Stored data entries
··········

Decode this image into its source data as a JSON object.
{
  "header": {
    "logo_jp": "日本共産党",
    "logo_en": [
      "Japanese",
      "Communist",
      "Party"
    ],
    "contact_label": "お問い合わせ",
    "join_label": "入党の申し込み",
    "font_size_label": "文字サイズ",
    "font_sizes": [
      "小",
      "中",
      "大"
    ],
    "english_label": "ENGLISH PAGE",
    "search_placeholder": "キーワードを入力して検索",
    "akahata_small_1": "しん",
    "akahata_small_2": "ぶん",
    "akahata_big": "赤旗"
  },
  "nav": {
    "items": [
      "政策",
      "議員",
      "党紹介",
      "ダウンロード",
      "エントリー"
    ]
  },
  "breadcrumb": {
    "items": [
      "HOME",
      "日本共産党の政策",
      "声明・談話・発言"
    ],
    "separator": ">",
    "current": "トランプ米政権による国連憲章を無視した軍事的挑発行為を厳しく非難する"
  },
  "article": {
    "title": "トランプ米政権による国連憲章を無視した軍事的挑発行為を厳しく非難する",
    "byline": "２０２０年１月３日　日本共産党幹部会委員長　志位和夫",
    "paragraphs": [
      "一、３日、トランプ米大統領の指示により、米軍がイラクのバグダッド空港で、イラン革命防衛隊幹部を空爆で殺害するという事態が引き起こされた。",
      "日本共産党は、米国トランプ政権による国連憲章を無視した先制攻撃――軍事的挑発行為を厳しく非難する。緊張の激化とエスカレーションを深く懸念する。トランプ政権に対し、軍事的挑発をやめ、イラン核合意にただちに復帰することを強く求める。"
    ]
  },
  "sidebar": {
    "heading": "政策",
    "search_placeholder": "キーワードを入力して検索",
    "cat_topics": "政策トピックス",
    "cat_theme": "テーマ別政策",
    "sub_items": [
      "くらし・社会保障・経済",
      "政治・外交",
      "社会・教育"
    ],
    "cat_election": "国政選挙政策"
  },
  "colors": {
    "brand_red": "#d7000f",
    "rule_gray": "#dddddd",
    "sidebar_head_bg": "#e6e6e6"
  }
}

··········

Task details ::
Show the lines of the data that hold the word "トランプ米政権による国連憲章を無視した軍事的挑発行為を厳しく非難する".

Task answer ::
    "current": "トランプ米政権による国連憲章を無視した軍事的挑発行為を厳しく非難する"
    "title": "トランプ米政権による国連憲章を無視した軍事的挑発行為を厳しく非難する",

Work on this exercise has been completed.